-- Start --
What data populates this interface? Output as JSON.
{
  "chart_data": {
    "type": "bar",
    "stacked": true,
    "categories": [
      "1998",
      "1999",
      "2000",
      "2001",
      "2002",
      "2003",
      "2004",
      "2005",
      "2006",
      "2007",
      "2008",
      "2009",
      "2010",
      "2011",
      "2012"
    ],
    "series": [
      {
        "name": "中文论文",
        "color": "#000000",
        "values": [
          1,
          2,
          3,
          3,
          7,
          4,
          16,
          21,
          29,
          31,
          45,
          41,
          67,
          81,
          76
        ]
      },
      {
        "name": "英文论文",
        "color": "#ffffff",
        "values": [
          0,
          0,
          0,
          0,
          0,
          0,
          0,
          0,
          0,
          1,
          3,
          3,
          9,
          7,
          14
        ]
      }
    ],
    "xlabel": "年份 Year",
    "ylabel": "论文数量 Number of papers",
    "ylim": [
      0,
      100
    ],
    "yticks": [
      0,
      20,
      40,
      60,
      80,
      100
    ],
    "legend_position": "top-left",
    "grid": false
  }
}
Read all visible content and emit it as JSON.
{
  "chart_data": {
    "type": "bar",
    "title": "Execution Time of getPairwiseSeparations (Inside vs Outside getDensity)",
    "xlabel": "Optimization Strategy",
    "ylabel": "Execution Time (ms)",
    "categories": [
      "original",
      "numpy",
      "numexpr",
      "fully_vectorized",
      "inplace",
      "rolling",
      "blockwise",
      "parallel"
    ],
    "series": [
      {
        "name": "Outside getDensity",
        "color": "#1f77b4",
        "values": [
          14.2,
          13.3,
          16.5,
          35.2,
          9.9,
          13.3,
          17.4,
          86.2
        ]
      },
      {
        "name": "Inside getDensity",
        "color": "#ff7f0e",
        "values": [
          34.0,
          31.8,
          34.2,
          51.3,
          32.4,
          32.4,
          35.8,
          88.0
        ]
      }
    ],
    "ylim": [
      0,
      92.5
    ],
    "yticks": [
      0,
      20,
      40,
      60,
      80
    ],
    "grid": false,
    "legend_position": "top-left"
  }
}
-- End --
• _What is required_
Without leaving anything out, quote all the data.

• _Result of the task_
What data populates this interface? Output as JSON.
{
  "chart_data": {
    "type": "bar",
    "stacked": true,
    "categories": [
      "1998",
      "1999",
      "2000",
      "2001",
      "2002",
      "2003",
      "2004",
      "2005",
      "2006",
      "2007",
      "2008",
      "2009",
      "2010",
      "2011",
      "2012"
    ],
    "series": [
      {
        "name": "中文论文",
        "color": "#000000",
        "values": [
          1,
          2,
          3,
          3,
          7,
          4,
          16,
          21,
          29,
          31,
          45,
          41,
          67,
          81,
          76
        ]
      },
      {
        "name": "英文论文",
        "color": "#ffffff",
        "values": [
          0,
          0,
          0,
          0,
          0,
          0,
          0,
          0,
          0,
          1,
          3,
          3,
          9,
          7,
          14
        ]
      }
    ],
    "xlabel": "年份 Year",
    "ylabel": "论文数量 Number of papers",
    "ylim": [
      0,
      100
    ],
    "yticks": [
      0,
      20,
      40,
      60,
      80,
      100
    ],
    "legend_position": "top-left",
    "grid": false
  }
}
Read all visible content and emit it as JSON.
{
  "chart_data": {
    "type": "bar",
    "title": "Execution Time of getPairwiseSeparations (Inside vs Outside getDensity)",
    "xlabel": "Optimization Strategy",
    "ylabel": "Execution Time (ms)",
    "categories": [
      "original",
      "numpy",
      "numexpr",
      "fully_vectorized",
      "inplace",
      "rolling",
      "blockwise",
      "parallel"
    ],
    "series": [
      {
        "name": "Outside getDensity",
        "color": "#1f77b4",
        "values": [
          14.2,
          13.3,
          16.5,
          35.2,
          9.9,
          13.3,
          17.4,
          86.2
        ]
      },
      {
        "name": "Inside getDensity",
        "color": "#ff7f0e",
        "values": [
          34.0,
          31.8,
          34.2,
          51.3,
          32.4,
          32.4,
          35.8,
          88.0
        ]
      }
    ],
    "ylim": [
      0,
      92.5
    ],
    "yticks": [
      0,
      20,
      40,
      60,
      80
    ],
    "grid": false,
    "legend_position": "top-left"
  }
}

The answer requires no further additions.